Quote each of the following lines word for word, in the same order.

BEGIN RECORDS PROVIDED

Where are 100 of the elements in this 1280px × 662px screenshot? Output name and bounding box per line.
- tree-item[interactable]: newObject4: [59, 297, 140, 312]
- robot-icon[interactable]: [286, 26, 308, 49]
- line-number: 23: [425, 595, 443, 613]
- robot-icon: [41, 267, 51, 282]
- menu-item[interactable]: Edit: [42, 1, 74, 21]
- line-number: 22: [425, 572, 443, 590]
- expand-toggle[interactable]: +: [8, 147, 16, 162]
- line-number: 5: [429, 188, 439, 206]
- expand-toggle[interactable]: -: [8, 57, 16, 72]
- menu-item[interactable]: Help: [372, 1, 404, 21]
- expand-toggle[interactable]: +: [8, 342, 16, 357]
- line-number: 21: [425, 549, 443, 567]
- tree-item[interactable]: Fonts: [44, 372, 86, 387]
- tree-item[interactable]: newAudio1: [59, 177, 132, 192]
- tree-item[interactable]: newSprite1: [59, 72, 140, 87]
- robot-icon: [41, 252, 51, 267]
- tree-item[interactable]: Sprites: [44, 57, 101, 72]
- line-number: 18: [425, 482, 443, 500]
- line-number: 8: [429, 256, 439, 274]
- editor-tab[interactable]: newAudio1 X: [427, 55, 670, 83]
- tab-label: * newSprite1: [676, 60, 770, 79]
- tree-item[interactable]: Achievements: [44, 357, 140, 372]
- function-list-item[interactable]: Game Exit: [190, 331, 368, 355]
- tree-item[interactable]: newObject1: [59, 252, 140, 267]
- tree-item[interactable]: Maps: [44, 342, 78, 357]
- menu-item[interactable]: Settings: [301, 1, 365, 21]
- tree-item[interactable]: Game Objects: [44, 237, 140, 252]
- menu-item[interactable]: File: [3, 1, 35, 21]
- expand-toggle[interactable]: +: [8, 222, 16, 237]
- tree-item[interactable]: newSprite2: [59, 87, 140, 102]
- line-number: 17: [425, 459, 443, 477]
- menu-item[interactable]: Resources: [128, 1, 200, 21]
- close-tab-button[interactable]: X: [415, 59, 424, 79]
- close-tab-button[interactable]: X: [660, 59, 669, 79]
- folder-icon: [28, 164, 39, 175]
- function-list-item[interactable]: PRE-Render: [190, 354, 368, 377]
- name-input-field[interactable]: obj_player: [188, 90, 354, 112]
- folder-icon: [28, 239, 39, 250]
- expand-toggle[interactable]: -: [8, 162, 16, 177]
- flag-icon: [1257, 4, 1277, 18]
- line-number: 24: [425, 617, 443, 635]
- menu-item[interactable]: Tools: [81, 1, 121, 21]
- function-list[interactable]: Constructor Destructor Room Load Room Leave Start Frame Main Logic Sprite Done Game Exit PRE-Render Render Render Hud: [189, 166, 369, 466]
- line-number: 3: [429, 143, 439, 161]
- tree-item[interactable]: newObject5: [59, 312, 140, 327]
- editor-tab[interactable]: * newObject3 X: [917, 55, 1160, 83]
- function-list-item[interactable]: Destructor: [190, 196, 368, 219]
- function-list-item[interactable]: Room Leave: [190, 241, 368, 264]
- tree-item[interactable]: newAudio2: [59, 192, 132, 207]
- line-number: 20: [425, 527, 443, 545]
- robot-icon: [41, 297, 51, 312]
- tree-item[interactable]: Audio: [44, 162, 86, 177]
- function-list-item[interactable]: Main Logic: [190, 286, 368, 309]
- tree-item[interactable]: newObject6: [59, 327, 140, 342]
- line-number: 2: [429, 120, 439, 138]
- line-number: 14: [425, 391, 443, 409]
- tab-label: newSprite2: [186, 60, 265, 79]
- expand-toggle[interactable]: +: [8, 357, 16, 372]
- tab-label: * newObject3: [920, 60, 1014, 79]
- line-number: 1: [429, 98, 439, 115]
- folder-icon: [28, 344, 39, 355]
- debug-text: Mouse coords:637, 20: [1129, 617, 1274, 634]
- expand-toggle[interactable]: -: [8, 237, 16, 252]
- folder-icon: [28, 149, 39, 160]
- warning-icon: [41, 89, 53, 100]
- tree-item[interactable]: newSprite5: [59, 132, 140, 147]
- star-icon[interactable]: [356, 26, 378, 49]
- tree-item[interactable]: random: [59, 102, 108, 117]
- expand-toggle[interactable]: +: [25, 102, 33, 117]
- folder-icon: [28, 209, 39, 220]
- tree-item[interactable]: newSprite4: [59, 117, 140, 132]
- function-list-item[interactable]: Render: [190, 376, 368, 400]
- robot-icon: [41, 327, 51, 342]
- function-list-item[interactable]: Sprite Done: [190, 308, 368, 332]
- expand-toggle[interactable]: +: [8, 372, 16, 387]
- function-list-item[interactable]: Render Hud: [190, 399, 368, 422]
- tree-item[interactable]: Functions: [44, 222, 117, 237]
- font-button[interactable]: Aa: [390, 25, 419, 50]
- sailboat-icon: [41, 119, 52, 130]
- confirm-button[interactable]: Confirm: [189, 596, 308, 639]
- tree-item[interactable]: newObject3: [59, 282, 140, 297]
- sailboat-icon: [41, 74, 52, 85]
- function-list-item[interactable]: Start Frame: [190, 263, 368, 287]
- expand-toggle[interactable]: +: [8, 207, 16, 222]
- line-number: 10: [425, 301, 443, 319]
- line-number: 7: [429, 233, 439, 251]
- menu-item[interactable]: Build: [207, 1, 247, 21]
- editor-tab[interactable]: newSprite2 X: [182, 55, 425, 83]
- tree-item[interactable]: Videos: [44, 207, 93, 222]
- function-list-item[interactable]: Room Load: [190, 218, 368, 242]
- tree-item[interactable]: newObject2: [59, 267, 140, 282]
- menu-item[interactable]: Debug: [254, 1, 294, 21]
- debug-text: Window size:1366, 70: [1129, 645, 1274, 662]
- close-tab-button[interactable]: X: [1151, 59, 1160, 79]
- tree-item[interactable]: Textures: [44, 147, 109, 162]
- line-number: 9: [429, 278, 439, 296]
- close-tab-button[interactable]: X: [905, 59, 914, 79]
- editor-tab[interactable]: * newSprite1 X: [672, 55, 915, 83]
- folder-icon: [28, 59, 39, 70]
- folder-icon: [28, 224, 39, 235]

END RECORDS PROVIDED

ANSWER:
Where are 100 of the elements in this 1280px × 662px screenshot? Output name and bounding box per line.
- tree-item[interactable]: newObject4: [59, 297, 140, 312]
- robot-icon[interactable]: [286, 26, 308, 49]
- line-number: 23: [425, 595, 443, 613]
- robot-icon: [41, 267, 51, 282]
- menu-item[interactable]: Edit: [42, 1, 74, 21]
- line-number: 22: [425, 572, 443, 590]
- expand-toggle[interactable]: +: [8, 147, 16, 162]
- line-number: 5: [429, 188, 439, 206]
- expand-toggle[interactable]: -: [8, 57, 16, 72]
- menu-item[interactable]: Help: [372, 1, 404, 21]
- expand-toggle[interactable]: +: [8, 342, 16, 357]
- line-number: 21: [425, 549, 443, 567]
- tree-item[interactable]: Fonts: [44, 372, 86, 387]
- tree-item[interactable]: newAudio1: [59, 177, 132, 192]
- tree-item[interactable]: newSprite1: [59, 72, 140, 87]
- robot-icon: [41, 252, 51, 267]
- tree-item[interactable]: Sprites: [44, 57, 101, 72]
- line-number: 18: [425, 482, 443, 500]
- line-number: 8: [429, 256, 439, 274]
- editor-tab[interactable]: newAudio1 X: [427, 55, 670, 83]
- tab-label: * newSprite1: [676, 60, 770, 79]
- tree-item[interactable]: Achievements: [44, 357, 140, 372]
- function-list-item[interactable]: Game Exit: [190, 331, 368, 355]
- tree-item[interactable]: newObject1: [59, 252, 140, 267]
- tree-item[interactable]: Maps: [44, 342, 78, 357]
- menu-item[interactable]: Settings: [301, 1, 365, 21]
- tree-item[interactable]: Game Objects: [44, 237, 140, 252]
- menu-item[interactable]: File: [3, 1, 35, 21]
- expand-toggle[interactable]: +: [8, 222, 16, 237]
- tree-item[interactable]: newSprite2: [59, 87, 140, 102]
- line-number: 17: [425, 459, 443, 477]
- menu-item[interactable]: Resources: [128, 1, 200, 21]
- close-tab-button[interactable]: X: [415, 59, 424, 79]
- close-tab-button[interactable]: X: [660, 59, 669, 79]
- folder-icon: [28, 164, 39, 175]
- function-list-item[interactable]: PRE-Render: [190, 354, 368, 377]
- name-input-field[interactable]: obj_player: [188, 90, 354, 112]
- folder-icon: [28, 239, 39, 250]
- expand-toggle[interactable]: -: [8, 162, 16, 177]
- flag-icon: [1257, 4, 1277, 18]
- line-number: 24: [425, 617, 443, 635]
- menu-item[interactable]: Tools: [81, 1, 121, 21]
- function-list[interactable]: Constructor Destructor Room Load Room Leave Start Frame Main Logic Sprite Done Game Exit PRE-Render Render Render Hud: [189, 166, 369, 466]
- line-number: 3: [429, 143, 439, 161]
- tree-item[interactable]: newObject5: [59, 312, 140, 327]
- editor-tab[interactable]: * newObject3 X: [917, 55, 1160, 83]
- function-list-item[interactable]: Destructor: [190, 196, 368, 219]
- function-list-item[interactable]: Room Leave: [190, 241, 368, 264]
- tree-item[interactable]: newAudio2: [59, 192, 132, 207]
- line-number: 20: [425, 527, 443, 545]
- robot-icon: [41, 297, 51, 312]
- tree-item[interactable]: Audio: [44, 162, 86, 177]
- function-list-item[interactable]: Main Logic: [190, 286, 368, 309]
- tree-item[interactable]: newObject6: [59, 327, 140, 342]
- line-number: 2: [429, 120, 439, 138]
- line-number: 14: [425, 391, 443, 409]
- tab-label: newSprite2: [186, 60, 265, 79]
- expand-toggle[interactable]: +: [8, 357, 16, 372]
- tab-label: * newObject3: [920, 60, 1014, 79]
- line-number: 1: [429, 98, 439, 115]
- folder-icon: [28, 344, 39, 355]
- debug-text: Mouse coords:637, 20: [1129, 617, 1274, 634]
- expand-toggle[interactable]: -: [8, 237, 16, 252]
- folder-icon: [28, 149, 39, 160]
- warning-icon: [41, 89, 53, 100]
- tree-item[interactable]: newSprite5: [59, 132, 140, 147]
- star-icon[interactable]: [356, 26, 378, 49]
- tree-item[interactable]: random: [59, 102, 108, 117]
- expand-toggle[interactable]: +: [25, 102, 33, 117]
- folder-icon: [28, 209, 39, 220]
- tree-item[interactable]: newSprite4: [59, 117, 140, 132]
- function-list-item[interactable]: Render: [190, 376, 368, 400]
- robot-icon: [41, 327, 51, 342]
- function-list-item[interactable]: Sprite Done: [190, 308, 368, 332]
- expand-toggle[interactable]: +: [8, 372, 16, 387]
- function-list-item[interactable]: Render Hud: [190, 399, 368, 422]
- tree-item[interactable]: Functions: [44, 222, 117, 237]
- font-button[interactable]: Aa: [390, 25, 419, 50]
- sailboat-icon: [41, 119, 52, 130]
- confirm-button[interactable]: Confirm: [189, 596, 308, 639]
- tree-item[interactable]: newObject3: [59, 282, 140, 297]
- sailboat-icon: [41, 74, 52, 85]
- function-list-item[interactable]: Start Frame: [190, 263, 368, 287]
- expand-toggle[interactable]: +: [8, 207, 16, 222]
- line-number: 10: [425, 301, 443, 319]
- line-number: 7: [429, 233, 439, 251]
- menu-item[interactable]: Build: [207, 1, 247, 21]
- editor-tab[interactable]: newSprite2 X: [182, 55, 425, 83]
- tree-item[interactable]: Videos: [44, 207, 93, 222]
- function-list-item[interactable]: Room Load: [190, 218, 368, 242]
- tree-item[interactable]: newObject2: [59, 267, 140, 282]
- menu-item[interactable]: Debug: [254, 1, 294, 21]
- debug-text: Window size:1366, 70: [1129, 645, 1274, 662]
- close-tab-button[interactable]: X: [1151, 59, 1160, 79]
- tree-item[interactable]: Textures: [44, 147, 109, 162]
- line-number: 9: [429, 278, 439, 296]
- close-tab-button[interactable]: X: [905, 59, 914, 79]
- editor-tab[interactable]: * newSprite1 X: [672, 55, 915, 83]
- folder-icon: [28, 59, 39, 70]
- folder-icon: [28, 224, 39, 235]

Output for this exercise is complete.